## EXERCISE INSTRUCTIONS:
Lines before the one containing "Output the text content of this document." are excluded. Repeat that line and every line after it, exactly.

## RAW DATA:
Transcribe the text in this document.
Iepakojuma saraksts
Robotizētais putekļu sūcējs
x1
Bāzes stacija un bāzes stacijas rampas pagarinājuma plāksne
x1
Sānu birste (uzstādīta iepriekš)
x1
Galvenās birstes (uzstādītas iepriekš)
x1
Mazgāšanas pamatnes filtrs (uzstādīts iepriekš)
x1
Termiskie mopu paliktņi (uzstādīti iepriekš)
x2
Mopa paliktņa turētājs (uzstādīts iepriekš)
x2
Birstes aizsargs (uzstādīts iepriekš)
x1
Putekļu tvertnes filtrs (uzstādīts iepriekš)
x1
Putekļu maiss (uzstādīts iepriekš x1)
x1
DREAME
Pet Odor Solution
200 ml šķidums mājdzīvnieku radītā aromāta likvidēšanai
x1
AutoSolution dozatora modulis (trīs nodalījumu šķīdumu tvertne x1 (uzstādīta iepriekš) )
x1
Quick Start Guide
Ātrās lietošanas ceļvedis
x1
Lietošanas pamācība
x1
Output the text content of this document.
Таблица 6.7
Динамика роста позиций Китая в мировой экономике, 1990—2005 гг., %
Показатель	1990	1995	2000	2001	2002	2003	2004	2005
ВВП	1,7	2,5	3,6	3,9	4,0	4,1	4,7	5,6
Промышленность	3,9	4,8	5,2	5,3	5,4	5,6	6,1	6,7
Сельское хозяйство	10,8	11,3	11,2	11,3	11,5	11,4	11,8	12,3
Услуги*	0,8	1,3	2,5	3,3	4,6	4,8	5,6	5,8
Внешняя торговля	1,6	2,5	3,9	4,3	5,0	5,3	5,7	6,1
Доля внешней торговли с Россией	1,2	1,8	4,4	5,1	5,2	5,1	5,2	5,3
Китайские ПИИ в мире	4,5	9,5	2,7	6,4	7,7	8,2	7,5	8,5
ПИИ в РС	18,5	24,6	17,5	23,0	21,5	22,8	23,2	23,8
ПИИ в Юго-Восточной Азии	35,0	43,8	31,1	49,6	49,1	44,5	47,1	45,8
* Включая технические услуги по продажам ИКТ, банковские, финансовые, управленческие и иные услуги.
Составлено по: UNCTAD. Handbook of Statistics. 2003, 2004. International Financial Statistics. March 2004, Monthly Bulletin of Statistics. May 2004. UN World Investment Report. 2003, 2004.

## REPLY:
Output the text content of this document.
Таблица 6.7
Динамика роста позиций Китая в мировой экономике, 1990—2005 гг., %
Показатель	1990	1995	2000	2001	2002	2003	2004	2005
ВВП	1,7	2,5	3,6	3,9	4,0	4,1	4,7	5,6
Промышленность	3,9	4,8	5,2	5,3	5,4	5,6	6,1	6,7
Сельское хозяйство	10,8	11,3	11,2	11,3	11,5	11,4	11,8	12,3
Услуги*	0,8	1,3	2,5	3,3	4,6	4,8	5,6	5,8
Внешняя торговля	1,6	2,5	3,9	4,3	5,0	5,3	5,7	6,1
Доля внешней торговли с Россией	1,2	1,8	4,4	5,1	5,2	5,1	5,2	5,3
Китайские ПИИ в мире	4,5	9,5	2,7	6,4	7,7	8,2	7,5	8,5
ПИИ в РС	18,5	24,6	17,5	23,0	21,5	22,8	23,2	23,8
ПИИ в Юго-Восточной Азии	35,0	43,8	31,1	49,6	49,1	44,5	47,1	45,8
* Включая технические услуги по продажам ИКТ, банковские, финансовые, управленческие и иные услуги.
Составлено по: UNCTAD. Handbook of Statistics. 2003, 2004. International Financial Statistics. March 2004, Monthly Bulletin of Statistics. May 2004. UN World Investment Report. 2003, 2004.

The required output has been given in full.